Exercise goal: Search the records that follow and extract every line containing the string "title".

Material for the task:
· · ·

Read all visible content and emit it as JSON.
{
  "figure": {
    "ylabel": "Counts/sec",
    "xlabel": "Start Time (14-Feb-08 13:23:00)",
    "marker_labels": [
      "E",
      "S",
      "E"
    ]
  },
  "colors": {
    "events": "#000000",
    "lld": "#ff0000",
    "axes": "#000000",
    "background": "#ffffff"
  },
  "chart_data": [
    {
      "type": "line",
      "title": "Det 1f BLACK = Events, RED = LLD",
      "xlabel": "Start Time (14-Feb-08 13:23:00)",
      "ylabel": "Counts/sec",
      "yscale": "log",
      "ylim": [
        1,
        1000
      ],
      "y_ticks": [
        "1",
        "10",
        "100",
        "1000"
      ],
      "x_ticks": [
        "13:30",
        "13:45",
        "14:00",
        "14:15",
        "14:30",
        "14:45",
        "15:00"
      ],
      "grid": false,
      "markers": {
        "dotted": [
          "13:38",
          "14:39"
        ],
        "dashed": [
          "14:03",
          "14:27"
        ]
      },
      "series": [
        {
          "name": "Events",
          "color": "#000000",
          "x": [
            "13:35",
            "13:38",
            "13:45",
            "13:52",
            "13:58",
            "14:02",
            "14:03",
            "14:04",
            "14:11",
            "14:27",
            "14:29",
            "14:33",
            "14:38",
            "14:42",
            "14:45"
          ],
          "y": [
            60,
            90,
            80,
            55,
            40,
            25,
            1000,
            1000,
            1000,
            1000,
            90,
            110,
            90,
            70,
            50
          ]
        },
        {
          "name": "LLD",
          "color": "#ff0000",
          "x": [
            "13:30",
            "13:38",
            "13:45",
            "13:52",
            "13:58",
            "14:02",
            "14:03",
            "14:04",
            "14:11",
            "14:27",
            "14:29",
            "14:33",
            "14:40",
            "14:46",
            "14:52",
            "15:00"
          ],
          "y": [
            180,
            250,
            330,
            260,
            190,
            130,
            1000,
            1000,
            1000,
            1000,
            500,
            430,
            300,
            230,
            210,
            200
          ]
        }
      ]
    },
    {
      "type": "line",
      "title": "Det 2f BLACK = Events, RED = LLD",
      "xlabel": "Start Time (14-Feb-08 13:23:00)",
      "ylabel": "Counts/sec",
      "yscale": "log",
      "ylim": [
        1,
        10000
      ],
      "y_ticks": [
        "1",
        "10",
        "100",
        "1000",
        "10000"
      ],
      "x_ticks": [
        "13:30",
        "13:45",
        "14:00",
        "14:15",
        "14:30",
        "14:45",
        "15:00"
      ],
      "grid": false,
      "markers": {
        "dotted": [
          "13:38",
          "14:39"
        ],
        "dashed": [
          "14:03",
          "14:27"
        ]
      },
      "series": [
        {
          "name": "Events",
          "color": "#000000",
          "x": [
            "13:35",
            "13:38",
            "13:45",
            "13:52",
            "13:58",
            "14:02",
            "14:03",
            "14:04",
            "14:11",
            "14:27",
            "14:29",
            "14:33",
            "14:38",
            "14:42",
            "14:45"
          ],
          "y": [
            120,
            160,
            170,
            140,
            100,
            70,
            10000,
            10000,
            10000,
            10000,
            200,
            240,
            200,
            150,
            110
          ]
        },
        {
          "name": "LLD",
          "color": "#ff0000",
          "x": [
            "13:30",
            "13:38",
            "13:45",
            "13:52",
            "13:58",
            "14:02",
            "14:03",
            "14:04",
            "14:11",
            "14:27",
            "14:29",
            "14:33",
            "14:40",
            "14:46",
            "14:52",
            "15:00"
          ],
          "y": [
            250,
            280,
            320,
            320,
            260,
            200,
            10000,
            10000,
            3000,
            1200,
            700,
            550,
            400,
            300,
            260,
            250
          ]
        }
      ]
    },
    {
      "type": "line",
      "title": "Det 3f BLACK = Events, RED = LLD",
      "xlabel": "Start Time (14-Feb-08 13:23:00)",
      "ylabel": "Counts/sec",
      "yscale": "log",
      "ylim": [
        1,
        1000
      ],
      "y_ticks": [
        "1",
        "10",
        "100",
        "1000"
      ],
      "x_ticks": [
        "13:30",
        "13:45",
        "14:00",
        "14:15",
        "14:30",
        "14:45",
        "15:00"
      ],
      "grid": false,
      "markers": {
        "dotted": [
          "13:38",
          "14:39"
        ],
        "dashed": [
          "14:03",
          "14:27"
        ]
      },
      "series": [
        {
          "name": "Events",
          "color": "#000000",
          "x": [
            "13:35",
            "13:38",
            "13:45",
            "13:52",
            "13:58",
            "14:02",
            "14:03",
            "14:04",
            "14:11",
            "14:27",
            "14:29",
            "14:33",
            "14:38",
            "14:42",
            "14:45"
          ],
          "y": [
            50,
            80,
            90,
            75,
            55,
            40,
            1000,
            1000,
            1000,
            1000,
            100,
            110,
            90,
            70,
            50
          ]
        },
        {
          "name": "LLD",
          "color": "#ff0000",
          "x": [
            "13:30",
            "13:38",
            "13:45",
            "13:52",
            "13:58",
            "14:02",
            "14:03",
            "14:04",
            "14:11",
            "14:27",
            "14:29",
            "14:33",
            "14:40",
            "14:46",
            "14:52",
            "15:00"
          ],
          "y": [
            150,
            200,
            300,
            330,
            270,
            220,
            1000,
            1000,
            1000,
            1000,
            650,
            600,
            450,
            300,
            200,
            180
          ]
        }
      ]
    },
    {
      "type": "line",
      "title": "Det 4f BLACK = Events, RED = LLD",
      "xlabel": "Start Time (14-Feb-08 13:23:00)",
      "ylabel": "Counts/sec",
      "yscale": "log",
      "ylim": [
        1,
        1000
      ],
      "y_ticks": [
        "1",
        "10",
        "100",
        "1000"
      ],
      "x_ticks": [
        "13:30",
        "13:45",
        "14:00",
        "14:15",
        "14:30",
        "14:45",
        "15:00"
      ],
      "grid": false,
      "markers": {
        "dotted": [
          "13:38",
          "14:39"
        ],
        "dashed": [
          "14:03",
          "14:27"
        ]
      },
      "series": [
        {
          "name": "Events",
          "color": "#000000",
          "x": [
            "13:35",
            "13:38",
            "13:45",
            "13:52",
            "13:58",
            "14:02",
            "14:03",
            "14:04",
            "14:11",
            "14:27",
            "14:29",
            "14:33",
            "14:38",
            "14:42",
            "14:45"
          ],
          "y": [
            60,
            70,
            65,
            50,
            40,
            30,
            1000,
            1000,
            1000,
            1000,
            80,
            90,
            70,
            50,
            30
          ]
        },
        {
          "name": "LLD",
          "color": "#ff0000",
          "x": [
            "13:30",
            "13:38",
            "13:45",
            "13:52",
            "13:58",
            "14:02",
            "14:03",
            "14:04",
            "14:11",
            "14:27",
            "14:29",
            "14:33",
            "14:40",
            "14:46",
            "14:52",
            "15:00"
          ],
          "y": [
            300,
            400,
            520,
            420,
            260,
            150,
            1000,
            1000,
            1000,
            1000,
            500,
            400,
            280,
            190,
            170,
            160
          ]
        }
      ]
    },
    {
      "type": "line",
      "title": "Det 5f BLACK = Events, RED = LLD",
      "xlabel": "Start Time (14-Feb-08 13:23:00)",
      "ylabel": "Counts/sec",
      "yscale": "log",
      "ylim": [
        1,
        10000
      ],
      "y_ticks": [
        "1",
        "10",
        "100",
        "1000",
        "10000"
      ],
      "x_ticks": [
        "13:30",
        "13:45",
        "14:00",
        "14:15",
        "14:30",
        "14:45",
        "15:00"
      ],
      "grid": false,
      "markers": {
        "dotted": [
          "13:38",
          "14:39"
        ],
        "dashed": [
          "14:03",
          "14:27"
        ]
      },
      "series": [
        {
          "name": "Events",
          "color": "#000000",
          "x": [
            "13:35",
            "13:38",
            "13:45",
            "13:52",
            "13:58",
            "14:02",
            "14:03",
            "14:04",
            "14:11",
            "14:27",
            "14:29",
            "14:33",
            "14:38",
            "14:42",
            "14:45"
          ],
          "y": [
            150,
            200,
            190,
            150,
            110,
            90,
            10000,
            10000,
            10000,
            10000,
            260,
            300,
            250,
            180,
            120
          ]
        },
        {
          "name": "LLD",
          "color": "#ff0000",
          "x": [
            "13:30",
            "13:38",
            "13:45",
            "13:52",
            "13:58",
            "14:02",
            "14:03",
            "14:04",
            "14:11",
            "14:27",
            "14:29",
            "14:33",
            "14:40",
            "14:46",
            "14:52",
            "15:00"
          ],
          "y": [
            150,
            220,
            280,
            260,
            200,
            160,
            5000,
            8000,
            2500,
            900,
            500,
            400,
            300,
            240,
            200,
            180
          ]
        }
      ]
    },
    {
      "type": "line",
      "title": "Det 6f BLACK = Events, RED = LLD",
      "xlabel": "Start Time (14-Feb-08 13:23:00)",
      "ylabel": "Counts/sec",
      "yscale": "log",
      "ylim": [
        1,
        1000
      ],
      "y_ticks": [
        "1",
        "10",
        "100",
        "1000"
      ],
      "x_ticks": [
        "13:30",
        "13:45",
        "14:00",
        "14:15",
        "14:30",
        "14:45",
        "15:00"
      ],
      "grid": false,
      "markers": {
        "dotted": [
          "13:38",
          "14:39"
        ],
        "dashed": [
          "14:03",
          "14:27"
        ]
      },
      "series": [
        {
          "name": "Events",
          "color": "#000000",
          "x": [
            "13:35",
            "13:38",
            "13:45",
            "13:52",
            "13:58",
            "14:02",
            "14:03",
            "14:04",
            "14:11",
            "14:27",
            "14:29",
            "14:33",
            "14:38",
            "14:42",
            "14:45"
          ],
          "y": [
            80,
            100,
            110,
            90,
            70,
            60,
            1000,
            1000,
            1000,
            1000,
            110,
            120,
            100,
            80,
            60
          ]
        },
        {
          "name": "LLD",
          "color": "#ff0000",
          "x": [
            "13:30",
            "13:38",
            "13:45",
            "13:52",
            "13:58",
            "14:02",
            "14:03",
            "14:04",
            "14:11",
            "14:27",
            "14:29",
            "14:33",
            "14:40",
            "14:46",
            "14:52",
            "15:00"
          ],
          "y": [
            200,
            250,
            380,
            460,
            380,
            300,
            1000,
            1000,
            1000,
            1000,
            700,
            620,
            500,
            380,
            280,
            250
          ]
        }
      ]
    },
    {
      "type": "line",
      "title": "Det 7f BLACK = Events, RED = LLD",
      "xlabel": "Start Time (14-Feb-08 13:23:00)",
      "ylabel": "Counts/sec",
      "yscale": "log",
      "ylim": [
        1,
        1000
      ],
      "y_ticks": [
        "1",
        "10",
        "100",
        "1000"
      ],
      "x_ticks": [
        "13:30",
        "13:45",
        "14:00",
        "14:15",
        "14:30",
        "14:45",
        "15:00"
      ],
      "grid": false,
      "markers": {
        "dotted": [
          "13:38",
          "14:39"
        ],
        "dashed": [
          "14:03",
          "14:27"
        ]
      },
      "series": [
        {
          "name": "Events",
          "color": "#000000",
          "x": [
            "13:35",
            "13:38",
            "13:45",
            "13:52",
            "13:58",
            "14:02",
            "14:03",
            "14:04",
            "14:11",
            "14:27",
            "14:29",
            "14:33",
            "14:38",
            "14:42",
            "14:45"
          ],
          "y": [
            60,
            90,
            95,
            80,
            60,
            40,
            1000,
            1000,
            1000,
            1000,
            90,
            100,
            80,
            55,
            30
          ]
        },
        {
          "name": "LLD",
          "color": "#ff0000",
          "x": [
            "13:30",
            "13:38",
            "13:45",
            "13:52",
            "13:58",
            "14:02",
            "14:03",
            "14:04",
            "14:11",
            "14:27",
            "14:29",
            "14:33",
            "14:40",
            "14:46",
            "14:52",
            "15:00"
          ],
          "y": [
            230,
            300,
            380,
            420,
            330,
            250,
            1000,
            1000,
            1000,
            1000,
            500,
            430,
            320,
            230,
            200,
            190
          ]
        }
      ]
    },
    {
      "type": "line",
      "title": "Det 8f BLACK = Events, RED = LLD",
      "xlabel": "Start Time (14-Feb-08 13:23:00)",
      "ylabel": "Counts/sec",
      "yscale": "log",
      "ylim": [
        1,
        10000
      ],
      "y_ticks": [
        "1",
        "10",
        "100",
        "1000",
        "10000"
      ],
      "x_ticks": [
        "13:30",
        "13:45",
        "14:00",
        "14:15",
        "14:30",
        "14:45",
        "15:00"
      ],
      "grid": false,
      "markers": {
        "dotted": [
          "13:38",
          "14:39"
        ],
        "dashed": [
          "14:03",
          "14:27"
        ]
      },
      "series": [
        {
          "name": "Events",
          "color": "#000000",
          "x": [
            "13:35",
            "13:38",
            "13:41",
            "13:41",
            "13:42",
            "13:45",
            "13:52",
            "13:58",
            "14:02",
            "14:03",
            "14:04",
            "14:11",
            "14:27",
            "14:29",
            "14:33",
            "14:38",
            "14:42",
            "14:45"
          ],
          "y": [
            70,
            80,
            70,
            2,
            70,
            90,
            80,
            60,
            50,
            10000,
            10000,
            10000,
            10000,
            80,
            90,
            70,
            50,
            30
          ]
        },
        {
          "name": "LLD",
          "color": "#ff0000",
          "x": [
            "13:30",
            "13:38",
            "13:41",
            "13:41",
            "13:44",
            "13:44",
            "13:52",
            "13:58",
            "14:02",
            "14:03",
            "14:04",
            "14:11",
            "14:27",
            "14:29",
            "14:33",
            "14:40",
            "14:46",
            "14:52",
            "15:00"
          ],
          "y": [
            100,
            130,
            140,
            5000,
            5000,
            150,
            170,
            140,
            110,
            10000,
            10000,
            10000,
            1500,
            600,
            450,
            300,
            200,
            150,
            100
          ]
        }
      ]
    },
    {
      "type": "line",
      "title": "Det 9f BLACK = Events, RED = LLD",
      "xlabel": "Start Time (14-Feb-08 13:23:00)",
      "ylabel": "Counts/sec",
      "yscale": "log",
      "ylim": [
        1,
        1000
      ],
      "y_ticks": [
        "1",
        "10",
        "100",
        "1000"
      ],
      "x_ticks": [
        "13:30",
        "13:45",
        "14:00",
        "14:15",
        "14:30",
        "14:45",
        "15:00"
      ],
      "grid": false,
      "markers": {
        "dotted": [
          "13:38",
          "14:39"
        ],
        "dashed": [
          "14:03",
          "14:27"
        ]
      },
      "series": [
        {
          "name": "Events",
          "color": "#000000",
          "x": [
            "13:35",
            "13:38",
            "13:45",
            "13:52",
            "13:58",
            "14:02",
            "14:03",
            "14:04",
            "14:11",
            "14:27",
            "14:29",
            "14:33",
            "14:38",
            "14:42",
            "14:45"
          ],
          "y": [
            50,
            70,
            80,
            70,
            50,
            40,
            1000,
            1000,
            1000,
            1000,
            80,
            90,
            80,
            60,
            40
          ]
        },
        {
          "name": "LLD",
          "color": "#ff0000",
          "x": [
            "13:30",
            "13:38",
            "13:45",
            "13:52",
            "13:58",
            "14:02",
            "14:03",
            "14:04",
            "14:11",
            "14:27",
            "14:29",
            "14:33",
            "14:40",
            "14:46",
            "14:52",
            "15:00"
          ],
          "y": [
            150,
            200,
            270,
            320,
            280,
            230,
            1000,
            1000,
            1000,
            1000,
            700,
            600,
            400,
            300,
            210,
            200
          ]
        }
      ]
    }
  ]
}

· · ·

Answer to the task:
      "title": "Det 1f BLACK = Events, RED = LLD",
      "title": "Det 2f BLACK = Events, RED = LLD",
      "title": "Det 3f BLACK = Events, RED = LLD",
      "title": "Det 4f BLACK = Events, RED = LLD",
      "title": "Det 5f BLACK = Events, RED = LLD",
      "title": "Det 6f BLACK = Events, RED = LLD",
      "title": "Det 7f BLACK = Events, RED = LLD",
      "title": "Det 8f BLACK = Events, RED = LLD",
      "title": "Det 9f BLACK = Events, RED = LLD",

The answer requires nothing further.